> Task data
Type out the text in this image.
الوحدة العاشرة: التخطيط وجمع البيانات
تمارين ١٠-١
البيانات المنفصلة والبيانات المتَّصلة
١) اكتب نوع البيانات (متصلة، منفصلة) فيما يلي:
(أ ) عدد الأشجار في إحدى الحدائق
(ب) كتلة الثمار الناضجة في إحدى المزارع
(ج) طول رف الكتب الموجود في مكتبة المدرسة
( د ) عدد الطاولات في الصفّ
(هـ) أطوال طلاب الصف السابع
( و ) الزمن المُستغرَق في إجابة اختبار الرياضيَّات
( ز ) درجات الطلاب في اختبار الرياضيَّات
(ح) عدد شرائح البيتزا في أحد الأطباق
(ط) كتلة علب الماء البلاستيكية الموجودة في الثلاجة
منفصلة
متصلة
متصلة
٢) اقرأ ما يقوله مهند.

--

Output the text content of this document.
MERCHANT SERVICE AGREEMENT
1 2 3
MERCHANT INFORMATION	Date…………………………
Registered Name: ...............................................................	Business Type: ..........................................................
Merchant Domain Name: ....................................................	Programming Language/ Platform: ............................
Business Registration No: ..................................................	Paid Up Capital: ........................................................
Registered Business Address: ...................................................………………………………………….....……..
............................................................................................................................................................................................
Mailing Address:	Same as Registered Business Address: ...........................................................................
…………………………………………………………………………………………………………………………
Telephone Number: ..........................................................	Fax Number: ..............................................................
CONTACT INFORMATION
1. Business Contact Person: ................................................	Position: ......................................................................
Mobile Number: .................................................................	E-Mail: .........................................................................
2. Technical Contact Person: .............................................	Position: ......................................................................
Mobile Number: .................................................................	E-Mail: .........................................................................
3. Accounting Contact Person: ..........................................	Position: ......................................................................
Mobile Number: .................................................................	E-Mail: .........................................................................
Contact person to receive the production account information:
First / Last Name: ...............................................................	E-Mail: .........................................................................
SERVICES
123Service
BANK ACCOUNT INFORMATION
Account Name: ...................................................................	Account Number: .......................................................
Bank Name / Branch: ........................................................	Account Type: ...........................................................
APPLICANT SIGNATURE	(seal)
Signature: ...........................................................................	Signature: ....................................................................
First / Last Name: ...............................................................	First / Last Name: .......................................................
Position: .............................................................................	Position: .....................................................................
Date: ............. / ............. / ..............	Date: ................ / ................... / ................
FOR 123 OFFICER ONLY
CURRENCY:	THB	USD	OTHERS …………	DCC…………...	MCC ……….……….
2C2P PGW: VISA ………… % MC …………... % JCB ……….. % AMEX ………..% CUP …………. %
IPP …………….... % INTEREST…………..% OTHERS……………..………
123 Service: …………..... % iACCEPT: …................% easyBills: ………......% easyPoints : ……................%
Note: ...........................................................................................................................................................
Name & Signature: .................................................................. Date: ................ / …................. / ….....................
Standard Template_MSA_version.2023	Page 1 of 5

> Stated task
Count how many lines above carry the word "text". Only the number is required.

> Task result
2